Directions
All of the material below is to be returned exactly.

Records
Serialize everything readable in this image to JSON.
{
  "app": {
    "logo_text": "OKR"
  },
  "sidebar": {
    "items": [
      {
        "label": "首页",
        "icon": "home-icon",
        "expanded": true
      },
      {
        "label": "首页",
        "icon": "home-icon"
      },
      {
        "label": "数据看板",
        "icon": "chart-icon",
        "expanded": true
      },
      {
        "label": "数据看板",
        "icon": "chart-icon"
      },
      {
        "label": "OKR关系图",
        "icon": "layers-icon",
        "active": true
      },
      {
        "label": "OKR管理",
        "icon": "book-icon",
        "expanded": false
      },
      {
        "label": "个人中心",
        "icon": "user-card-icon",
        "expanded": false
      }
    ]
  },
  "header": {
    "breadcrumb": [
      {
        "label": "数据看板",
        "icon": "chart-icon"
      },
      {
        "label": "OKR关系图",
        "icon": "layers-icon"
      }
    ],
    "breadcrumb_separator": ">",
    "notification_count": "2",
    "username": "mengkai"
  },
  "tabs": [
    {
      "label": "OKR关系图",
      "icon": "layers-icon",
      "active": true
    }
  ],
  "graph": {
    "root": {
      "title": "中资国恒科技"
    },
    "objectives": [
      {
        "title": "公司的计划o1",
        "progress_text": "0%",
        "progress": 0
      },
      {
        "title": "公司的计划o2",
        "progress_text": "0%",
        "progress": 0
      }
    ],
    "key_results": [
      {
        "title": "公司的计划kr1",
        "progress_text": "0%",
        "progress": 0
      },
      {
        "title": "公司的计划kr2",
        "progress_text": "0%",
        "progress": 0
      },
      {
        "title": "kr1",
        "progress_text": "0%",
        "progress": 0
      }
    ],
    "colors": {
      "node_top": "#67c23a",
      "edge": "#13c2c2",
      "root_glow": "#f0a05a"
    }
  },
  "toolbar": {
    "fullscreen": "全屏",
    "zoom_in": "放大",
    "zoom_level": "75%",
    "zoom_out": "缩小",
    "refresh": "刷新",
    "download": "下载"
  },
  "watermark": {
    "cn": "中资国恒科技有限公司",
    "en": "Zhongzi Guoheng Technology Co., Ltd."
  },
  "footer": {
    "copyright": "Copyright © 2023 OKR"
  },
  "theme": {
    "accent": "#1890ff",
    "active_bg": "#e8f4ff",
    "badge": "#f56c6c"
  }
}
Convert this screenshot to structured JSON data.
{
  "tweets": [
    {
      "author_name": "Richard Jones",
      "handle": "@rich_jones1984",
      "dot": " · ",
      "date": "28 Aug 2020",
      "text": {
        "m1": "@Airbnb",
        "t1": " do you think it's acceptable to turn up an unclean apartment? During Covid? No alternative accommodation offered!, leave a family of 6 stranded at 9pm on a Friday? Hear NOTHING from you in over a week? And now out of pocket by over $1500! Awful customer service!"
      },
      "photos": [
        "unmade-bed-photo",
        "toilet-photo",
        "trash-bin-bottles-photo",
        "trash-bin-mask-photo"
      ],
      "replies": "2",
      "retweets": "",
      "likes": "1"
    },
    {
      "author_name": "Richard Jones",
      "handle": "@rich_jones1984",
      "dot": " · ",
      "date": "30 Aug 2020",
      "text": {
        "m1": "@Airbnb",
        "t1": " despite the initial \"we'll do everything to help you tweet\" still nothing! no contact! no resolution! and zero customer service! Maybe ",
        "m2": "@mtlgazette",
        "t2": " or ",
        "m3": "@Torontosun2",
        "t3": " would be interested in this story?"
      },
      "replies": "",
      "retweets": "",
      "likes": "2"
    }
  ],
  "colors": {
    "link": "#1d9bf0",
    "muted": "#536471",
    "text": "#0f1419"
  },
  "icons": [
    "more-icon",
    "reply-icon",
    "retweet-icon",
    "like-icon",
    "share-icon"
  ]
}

The solution
Serialize everything readable in this image to JSON.
{
  "app": {
    "logo_text": "OKR"
  },
  "sidebar": {
    "items": [
      {
        "label": "首页",
        "icon": "home-icon",
        "expanded": true
      },
      {
        "label": "首页",
        "icon": "home-icon"
      },
      {
        "label": "数据看板",
        "icon": "chart-icon",
        "expanded": true
      },
      {
        "label": "数据看板",
        "icon": "chart-icon"
      },
      {
        "label": "OKR关系图",
        "icon": "layers-icon",
        "active": true
      },
      {
        "label": "OKR管理",
        "icon": "book-icon",
        "expanded": false
      },
      {
        "label": "个人中心",
        "icon": "user-card-icon",
        "expanded": false
      }
    ]
  },
  "header": {
    "breadcrumb": [
      {
        "label": "数据看板",
        "icon": "chart-icon"
      },
      {
        "label": "OKR关系图",
        "icon": "layers-icon"
      }
    ],
    "breadcrumb_separator": ">",
    "notification_count": "2",
    "username": "mengkai"
  },
  "tabs": [
    {
      "label": "OKR关系图",
      "icon": "layers-icon",
      "active": true
    }
  ],
  "graph": {
    "root": {
      "title": "中资国恒科技"
    },
    "objectives": [
      {
        "title": "公司的计划o1",
        "progress_text": "0%",
        "progress": 0
      },
      {
        "title": "公司的计划o2",
        "progress_text": "0%",
        "progress": 0
      }
    ],
    "key_results": [
      {
        "title": "公司的计划kr1",
        "progress_text": "0%",
        "progress": 0
      },
      {
        "title": "公司的计划kr2",
        "progress_text": "0%",
        "progress": 0
      },
      {
        "title": "kr1",
        "progress_text": "0%",
        "progress": 0
      }
    ],
    "colors": {
      "node_top": "#67c23a",
      "edge": "#13c2c2",
      "root_glow": "#f0a05a"
    }
  },
  "toolbar": {
    "fullscreen": "全屏",
    "zoom_in": "放大",
    "zoom_level": "75%",
    "zoom_out": "缩小",
    "refresh": "刷新",
    "download": "下载"
  },
  "watermark": {
    "cn": "中资国恒科技有限公司",
    "en": "Zhongzi Guoheng Technology Co., Ltd."
  },
  "footer": {
    "copyright": "Copyright © 2023 OKR"
  },
  "theme": {
    "accent": "#1890ff",
    "active_bg": "#e8f4ff",
    "badge": "#f56c6c"
  }
}
Convert this screenshot to structured JSON data.
{
  "tweets": [
    {
      "author_name": "Richard Jones",
      "handle": "@rich_jones1984",
      "dot": " · ",
      "date": "28 Aug 2020",
      "text": {
        "m1": "@Airbnb",
        "t1": " do you think it's acceptable to turn up an unclean apartment? During Covid? No alternative accommodation offered!, leave a family of 6 stranded at 9pm on a Friday? Hear NOTHING from you in over a week? And now out of pocket by over $1500! Awful customer service!"
      },
      "photos": [
        "unmade-bed-photo",
        "toilet-photo",
        "trash-bin-bottles-photo",
        "trash-bin-mask-photo"
      ],
      "replies": "2",
      "retweets": "",
      "likes": "1"
    },
    {
      "author_name": "Richard Jones",
      "handle": "@rich_jones1984",
      "dot": " · ",
      "date": "30 Aug 2020",
      "text": {
        "m1": "@Airbnb",
        "t1": " despite the initial \"we'll do everything to help you tweet\" still nothing! no contact! no resolution! and zero customer service! Maybe ",
        "m2": "@mtlgazette",
        "t2": " or ",
        "m3": "@Torontosun2",
        "t3": " would be interested in this story?"
      },
      "replies": "",
      "retweets": "",
      "likes": "2"
    }
  ],
  "colors": {
    "link": "#1d9bf0",
    "muted": "#536471",
    "text": "#0f1419"
  },
  "icons": [
    "more-icon",
    "reply-icon",
    "retweet-icon",
    "like-icon",
    "share-icon"
  ]
}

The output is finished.